[START OF DATA]

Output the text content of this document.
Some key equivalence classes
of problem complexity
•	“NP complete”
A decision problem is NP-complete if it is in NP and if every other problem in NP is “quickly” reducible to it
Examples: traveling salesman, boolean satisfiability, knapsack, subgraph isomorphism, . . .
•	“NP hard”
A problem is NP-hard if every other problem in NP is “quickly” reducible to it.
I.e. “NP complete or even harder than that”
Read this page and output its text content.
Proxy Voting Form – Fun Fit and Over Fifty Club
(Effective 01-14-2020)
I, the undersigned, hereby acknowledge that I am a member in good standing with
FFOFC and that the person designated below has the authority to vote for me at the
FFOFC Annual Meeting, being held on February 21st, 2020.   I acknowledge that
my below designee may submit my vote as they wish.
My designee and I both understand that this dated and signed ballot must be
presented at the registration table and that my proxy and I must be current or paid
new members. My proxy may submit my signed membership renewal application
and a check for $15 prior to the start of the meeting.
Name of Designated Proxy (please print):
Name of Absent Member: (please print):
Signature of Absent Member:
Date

[END OF DATA]

EXERCISE OBJECTIVE: Extract each entry in full and write it down exactly.

ANSWER TO THIS TASK:
Output the text content of this document.
Some key equivalence classes
of problem complexity
•	“NP complete”
A decision problem is NP-complete if it is in NP and if every other problem in NP is “quickly” reducible to it
Examples: traveling salesman, boolean satisfiability, knapsack, subgraph isomorphism, . . .
•	“NP hard”
A problem is NP-hard if every other problem in NP is “quickly” reducible to it.
I.e. “NP complete or even harder than that”
Read this page and output its text content.
Proxy Voting Form – Fun Fit and Over Fifty Club
(Effective 01-14-2020)
I, the undersigned, hereby acknowledge that I am a member in good standing with
FFOFC and that the person designated below has the authority to vote for me at the
FFOFC Annual Meeting, being held on February 21st, 2020.   I acknowledge that
my below designee may submit my vote as they wish.
My designee and I both understand that this dated and signed ballot must be
presented at the registration table and that my proxy and I must be current or paid
new members. My proxy may submit my signed membership renewal application
and a check for $15 prior to the start of the meeting.
Name of Designated Proxy (please print):
Name of Absent Member: (please print):
Signature of Absent Member:
Date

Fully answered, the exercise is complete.